Check each line of the listing below for the string "части", and give only how many lines hold it.

** START OF GIVEN DATA **

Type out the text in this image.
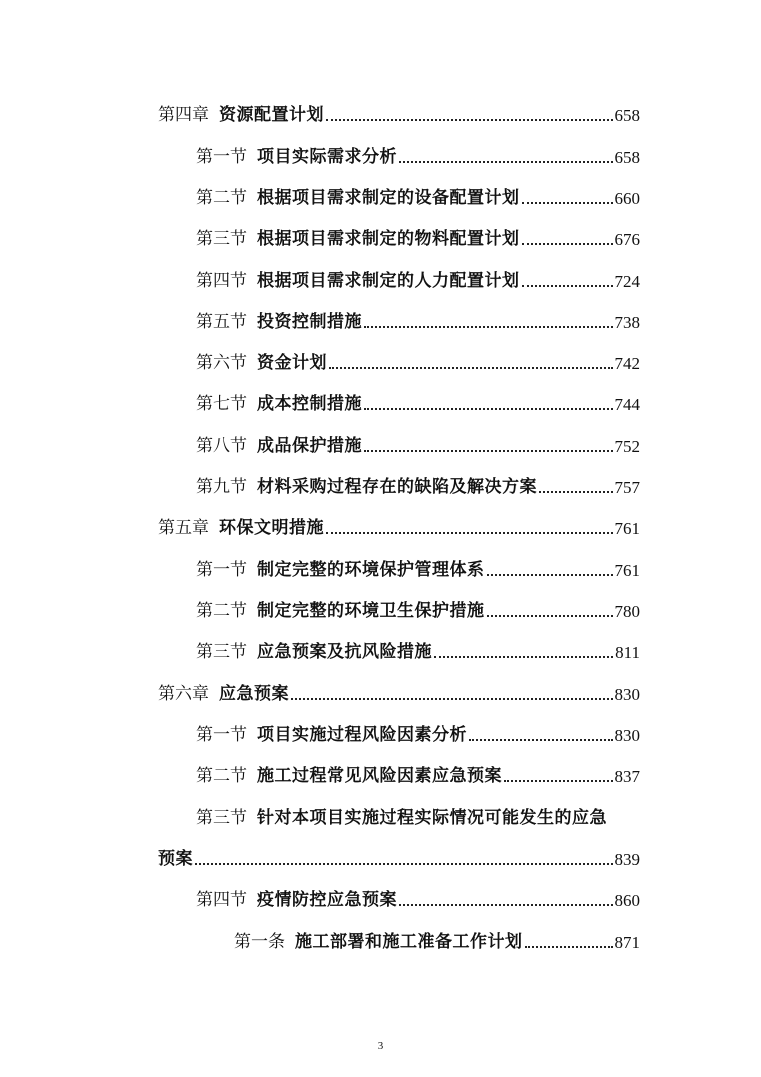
第四章 资源配置计划	658
第一节 项目实际需求分析	658
第二节 根据项目需求制定的设备配置计划	660
第三节 根据项目需求制定的物料配置计划	676
第四节 根据项目需求制定的人力配置计划	724
第五节 投资控制措施	738
第六节 资金计划	742
第七节 成本控制措施	744
第八节 成品保护措施	752
第九节 材料采购过程存在的缺陷及解决方案	757
第五章 环保文明措施	761
第一节 制定完整的环境保护管理体系	761
第二节 制定完整的环境卫生保护措施	780
第三节 应急预案及抗风险措施	811
第六章 应急预案	830
第一节 项目实施过程风险因素分析	830
第二节 施工过程常见风险因素应急预案	837
第三节 针对本项目实施过程实际情况可能发生的应急
预案	839
第四节 疫情防控应急预案	860
第一条 施工部署和施工准备工作计划	871
3
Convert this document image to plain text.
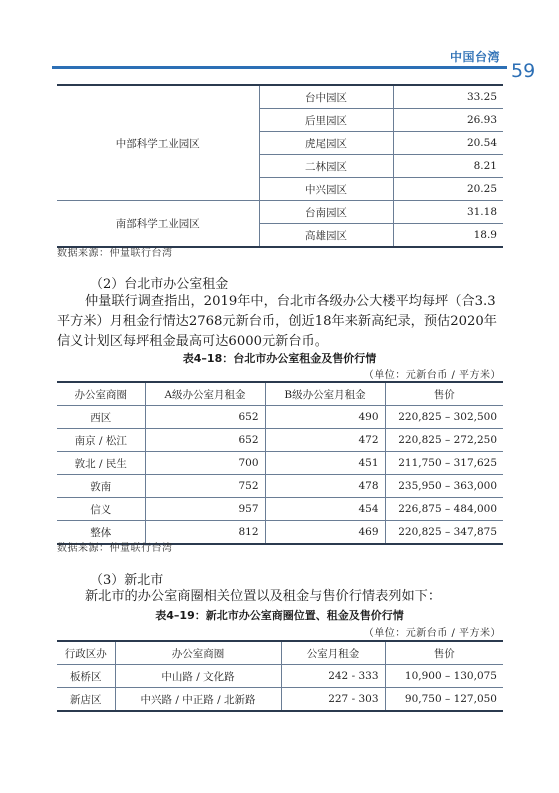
中国台湾
59
中部科学工业园区	台中园区	33.25
	后里园区	26.93
	虎尾园区	20.54
	二林园区	8.21
	中兴园区	20.25
南部科学工业园区	台南园区	31.18
	高雄园区	18.9
数据来源：仲量联行台湾
（2）台北市办公室租金

仲量联行调查指出，2019年中，台北市各级办公大楼平均每坪（合3.3平方米）月租金行情达2768元新台币，创近18年来新高纪录，预估2020年信义计划区每坪租金最高可达6000元新台币。

表4–18：台北市办公室租金及售价行情
（单位：元新台币 / 平方米）
办公室商圈	A级办公室月租金	B级办公室月租金	售价
西区	652	490	220,825 – 302,500
南京 / 松江	652	472	220,825 – 272,250
敦北 / 民生	700	451	211,750 – 317,625
敦南	752	478	235,950 – 363,000
信义	957	454	226,875 – 484,000
整体	812	469	220,825 – 347,875
数据来源：仲量联行台湾
（3）新北市

新北市的办公室商圈相关位置以及租金与售价行情表列如下：

表4–19：新北市办公室商圈位置、租金及售价行情
（单位：元新台币 / 平方米）
行政区办	办公室商圈	公室月租金	售价
板桥区	中山路 / 文化路	242 - 333	10,900 – 130,075
新店区	中兴路 / 中正路 / 北新路	227 - 303	90,750 – 127,050
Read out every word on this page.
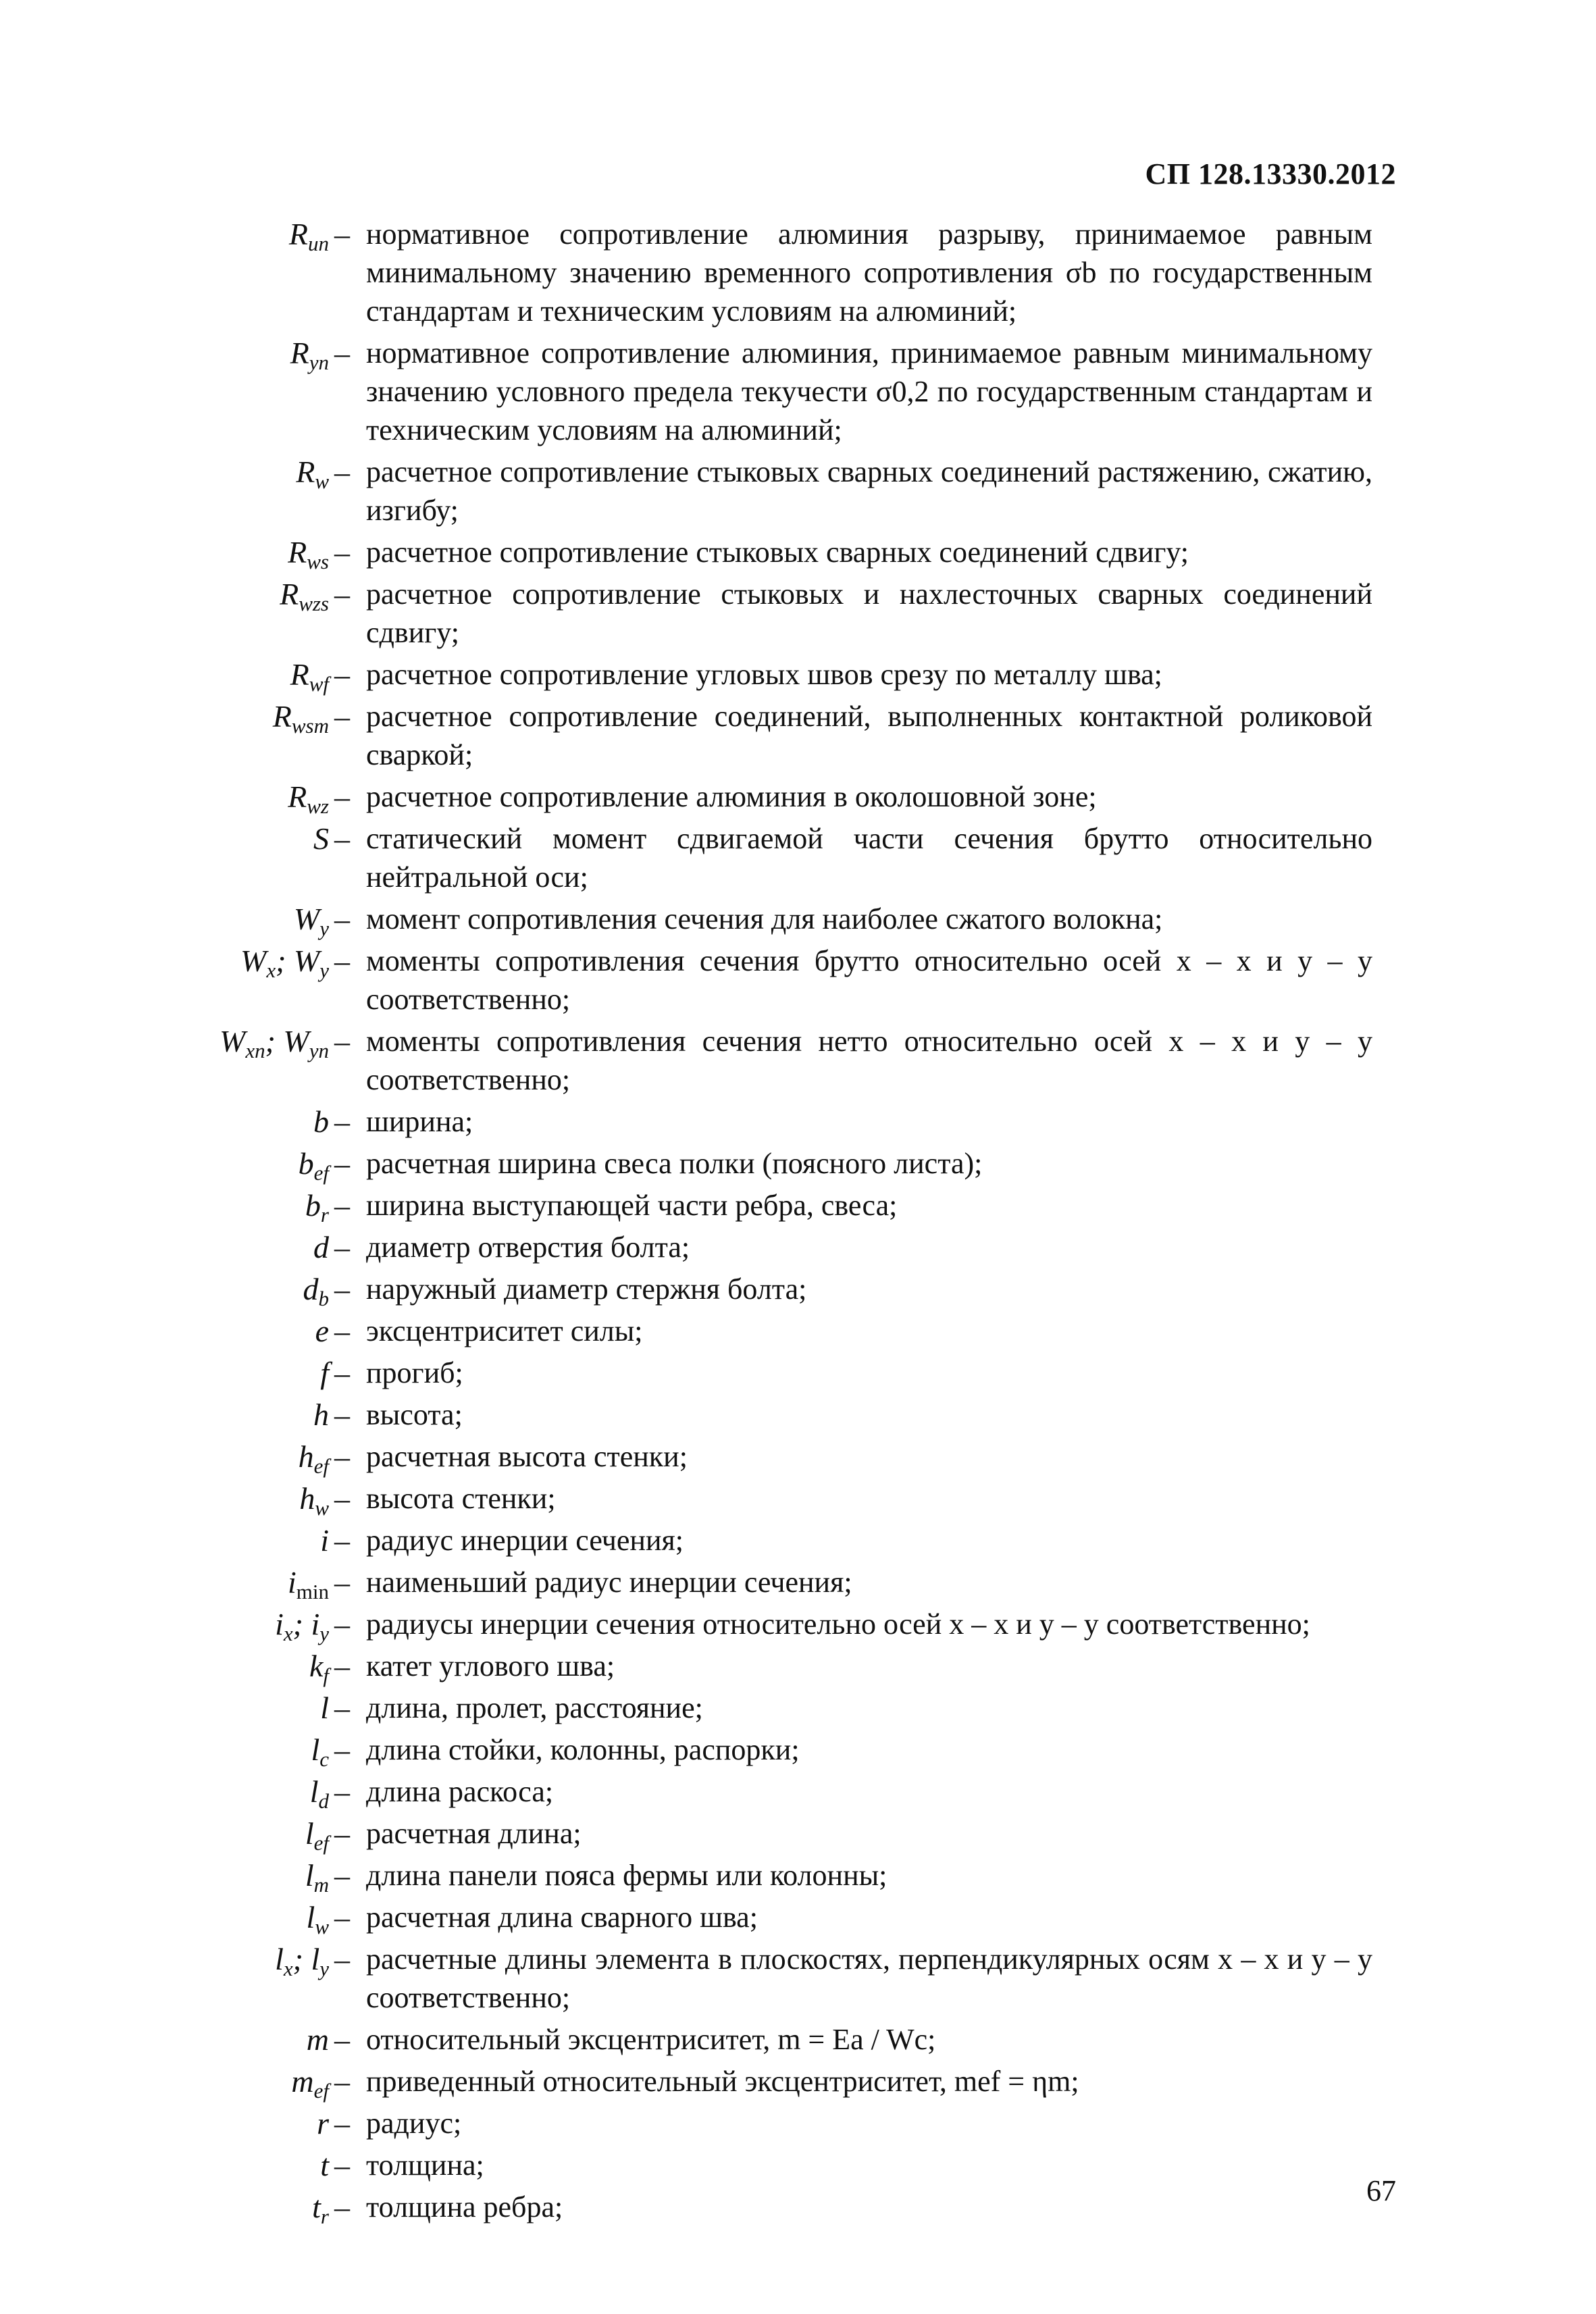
СП 128.13330.2012
$R_{un}$ – нормативное сопротивление алюминия разрыву, принимаемое равным минимальному значению временного сопротивления σb по государственным стандартам и техническим условиям на алюминий;
$R_{yn}$ – нормативное сопротивление алюминия, принимаемое равным минимальному значению условного предела текучести σ0,2 по государственным стандартам и техническим условиям на алюминий;
$R_w$ – расчетное сопротивление стыковых сварных соединений растяжению, сжатию, изгибу;
$R_{ws}$ – расчетное сопротивление стыковых сварных соединений сдвигу;
$R_{wzs}$ – расчетное сопротивление стыковых и нахлесточных сварных соединений сдвигу;
$R_{wf}$ – расчетное сопротивление угловых швов срезу по металлу шва;
$R_{wsm}$ – расчетное сопротивление соединений, выполненных контактной роликовой сваркой;
$R_{wz}$ – расчетное сопротивление алюминия в околошовной зоне;
S – статический момент сдвигаемой части сечения брутто относительно нейтральной оси;
$W_y$ – момент сопротивления сечения для наиболее сжатого волокна;
$W_x$; $W_y$ – моменты сопротивления сечения брутто относительно осей x – x и y – y соответственно;
$W_{xn}$; $W_{yn}$ – моменты сопротивления сечения нетто относительно осей x – x и y – y соответственно;
b – ширина;
$b_{ef}$ – расчетная ширина свеса полки (поясного листа);
$b_r$ – ширина выступающей части ребра, свеса;
d – диаметр отверстия болта;
$d_b$ – наружный диаметр стержня болта;
e – эксцентриситет силы;
f – прогиб;
h – высота;
$h_{ef}$ – расчетная высота стенки;
$h_w$ – высота стенки;
i – радиус инерции сечения;
$i_{min}$ – наименьший радиус инерции сечения;
$i_x$; $i_y$ – радиусы инерции сечения относительно осей x – x и y – y соответственно;
$k_f$ – катет углового шва;
l – длина, пролет, расстояние;
$l_c$ – длина стойки, колонны, распорки;
$l_d$ – длина раскоса;
$l_{ef}$ – расчетная длина;
$l_m$ – длина панели пояса фермы или колонны;
$l_w$ – расчетная длина сварного шва;
$l_x$; $l_y$ – расчетные длины элемента в плоскостях, перпендикулярных осям x – x и y – y соответственно;
m – относительный эксцентриситет, m = Ea / Wc;
$m_{ef}$ – приведенный относительный эксцентриситет, mef = ηm;
r – радиус;
t – толщина;
$t_r$ – толщина ребра;	67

** END OF GIVEN DATA **

ANSWER TO THIS TASK: 2